#### Your task
Extract every line where the string "this" appears.
▶
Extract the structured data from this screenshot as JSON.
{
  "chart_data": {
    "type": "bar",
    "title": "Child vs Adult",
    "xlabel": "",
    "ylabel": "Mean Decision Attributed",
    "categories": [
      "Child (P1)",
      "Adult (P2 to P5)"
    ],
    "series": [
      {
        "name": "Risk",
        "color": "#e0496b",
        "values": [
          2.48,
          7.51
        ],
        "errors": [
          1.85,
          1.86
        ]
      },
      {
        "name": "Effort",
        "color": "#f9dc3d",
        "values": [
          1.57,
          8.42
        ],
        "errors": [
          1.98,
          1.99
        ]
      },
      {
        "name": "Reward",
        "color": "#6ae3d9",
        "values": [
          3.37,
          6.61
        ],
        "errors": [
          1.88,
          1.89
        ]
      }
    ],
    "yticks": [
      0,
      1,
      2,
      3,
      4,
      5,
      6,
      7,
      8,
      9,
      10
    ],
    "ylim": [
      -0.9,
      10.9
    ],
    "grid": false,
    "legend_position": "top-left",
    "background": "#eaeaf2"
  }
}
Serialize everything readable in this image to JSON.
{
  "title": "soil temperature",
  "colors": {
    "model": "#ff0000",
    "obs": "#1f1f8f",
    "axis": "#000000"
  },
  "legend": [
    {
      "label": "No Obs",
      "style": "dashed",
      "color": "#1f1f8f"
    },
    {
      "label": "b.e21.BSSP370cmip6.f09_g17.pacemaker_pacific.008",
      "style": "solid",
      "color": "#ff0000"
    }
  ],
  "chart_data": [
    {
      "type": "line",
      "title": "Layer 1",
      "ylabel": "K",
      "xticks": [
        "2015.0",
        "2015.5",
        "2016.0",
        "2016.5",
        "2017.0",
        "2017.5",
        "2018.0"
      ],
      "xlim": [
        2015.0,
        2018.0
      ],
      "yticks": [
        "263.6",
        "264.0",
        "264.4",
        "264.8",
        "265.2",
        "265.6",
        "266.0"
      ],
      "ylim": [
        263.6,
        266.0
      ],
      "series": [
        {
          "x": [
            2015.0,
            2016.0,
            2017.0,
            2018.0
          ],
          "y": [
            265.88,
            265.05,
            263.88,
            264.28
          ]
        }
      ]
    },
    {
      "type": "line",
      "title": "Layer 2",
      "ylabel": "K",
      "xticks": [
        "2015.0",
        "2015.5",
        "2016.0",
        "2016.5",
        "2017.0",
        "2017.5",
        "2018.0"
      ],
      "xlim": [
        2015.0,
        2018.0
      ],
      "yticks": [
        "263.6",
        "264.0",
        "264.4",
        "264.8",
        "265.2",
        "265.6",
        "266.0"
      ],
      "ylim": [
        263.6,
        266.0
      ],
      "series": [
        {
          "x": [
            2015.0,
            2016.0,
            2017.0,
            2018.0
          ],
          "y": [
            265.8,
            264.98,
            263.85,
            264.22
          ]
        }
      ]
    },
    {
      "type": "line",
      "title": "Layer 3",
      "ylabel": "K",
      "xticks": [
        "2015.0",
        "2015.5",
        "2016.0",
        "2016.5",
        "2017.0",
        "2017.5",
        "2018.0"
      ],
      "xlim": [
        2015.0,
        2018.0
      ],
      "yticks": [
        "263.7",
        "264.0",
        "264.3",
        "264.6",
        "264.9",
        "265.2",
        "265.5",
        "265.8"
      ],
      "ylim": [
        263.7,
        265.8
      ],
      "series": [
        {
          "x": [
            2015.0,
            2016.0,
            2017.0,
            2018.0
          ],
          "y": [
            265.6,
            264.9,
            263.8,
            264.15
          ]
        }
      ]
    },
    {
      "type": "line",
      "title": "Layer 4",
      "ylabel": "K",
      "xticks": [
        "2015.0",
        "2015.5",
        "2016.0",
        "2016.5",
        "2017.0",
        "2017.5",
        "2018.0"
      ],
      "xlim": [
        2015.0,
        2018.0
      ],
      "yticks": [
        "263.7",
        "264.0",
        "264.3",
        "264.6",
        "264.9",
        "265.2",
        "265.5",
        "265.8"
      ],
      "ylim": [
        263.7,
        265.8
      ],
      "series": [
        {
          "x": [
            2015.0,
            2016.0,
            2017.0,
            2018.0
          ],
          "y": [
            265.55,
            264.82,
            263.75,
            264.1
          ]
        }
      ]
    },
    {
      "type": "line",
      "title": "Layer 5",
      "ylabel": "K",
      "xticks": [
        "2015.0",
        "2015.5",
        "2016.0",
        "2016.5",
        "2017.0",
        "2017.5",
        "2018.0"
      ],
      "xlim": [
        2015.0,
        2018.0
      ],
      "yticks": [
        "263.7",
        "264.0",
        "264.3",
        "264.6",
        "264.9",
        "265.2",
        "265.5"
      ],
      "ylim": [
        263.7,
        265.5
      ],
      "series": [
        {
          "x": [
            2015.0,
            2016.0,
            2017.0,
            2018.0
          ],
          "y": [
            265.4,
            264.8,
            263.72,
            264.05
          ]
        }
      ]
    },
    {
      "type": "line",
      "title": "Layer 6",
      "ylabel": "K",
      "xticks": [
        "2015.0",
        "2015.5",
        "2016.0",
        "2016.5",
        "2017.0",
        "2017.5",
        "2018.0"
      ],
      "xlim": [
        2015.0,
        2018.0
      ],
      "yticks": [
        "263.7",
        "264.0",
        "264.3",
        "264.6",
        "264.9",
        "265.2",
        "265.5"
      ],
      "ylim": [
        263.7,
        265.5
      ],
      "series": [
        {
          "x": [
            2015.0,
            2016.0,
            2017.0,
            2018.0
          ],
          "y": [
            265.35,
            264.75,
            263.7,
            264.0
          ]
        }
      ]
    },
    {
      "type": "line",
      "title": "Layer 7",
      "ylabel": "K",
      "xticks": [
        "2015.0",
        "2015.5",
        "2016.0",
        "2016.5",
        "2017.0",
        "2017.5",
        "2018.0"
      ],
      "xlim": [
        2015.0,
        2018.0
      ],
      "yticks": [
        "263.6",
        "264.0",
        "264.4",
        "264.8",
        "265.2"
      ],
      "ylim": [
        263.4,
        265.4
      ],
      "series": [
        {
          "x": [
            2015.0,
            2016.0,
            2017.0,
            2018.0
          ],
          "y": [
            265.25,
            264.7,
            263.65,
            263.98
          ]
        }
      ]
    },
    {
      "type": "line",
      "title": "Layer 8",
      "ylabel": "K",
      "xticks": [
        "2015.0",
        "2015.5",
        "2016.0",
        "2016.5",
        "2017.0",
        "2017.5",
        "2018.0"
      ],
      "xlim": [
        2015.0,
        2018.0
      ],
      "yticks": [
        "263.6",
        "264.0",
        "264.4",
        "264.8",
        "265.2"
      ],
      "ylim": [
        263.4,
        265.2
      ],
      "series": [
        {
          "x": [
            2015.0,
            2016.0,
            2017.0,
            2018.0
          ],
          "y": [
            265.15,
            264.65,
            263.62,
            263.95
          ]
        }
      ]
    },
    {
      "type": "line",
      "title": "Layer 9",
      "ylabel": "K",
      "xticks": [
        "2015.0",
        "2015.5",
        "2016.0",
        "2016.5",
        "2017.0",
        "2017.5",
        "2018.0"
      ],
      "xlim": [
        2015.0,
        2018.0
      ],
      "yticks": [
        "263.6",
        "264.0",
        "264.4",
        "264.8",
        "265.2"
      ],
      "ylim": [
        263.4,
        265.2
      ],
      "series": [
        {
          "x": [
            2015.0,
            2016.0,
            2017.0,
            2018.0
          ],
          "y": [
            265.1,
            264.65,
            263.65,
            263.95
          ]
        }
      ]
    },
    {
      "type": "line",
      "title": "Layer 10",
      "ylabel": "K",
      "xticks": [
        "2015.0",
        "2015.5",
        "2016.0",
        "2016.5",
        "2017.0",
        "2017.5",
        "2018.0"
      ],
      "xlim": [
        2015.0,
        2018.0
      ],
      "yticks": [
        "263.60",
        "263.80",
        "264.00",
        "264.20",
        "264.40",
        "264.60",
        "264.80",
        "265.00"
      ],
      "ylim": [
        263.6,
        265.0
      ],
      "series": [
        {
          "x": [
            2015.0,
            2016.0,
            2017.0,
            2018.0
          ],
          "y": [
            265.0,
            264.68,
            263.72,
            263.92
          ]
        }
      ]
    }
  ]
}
◀
#### Output
Extract the structured data from this screenshot as JSON.
Serialize everything readable in this image to JSON.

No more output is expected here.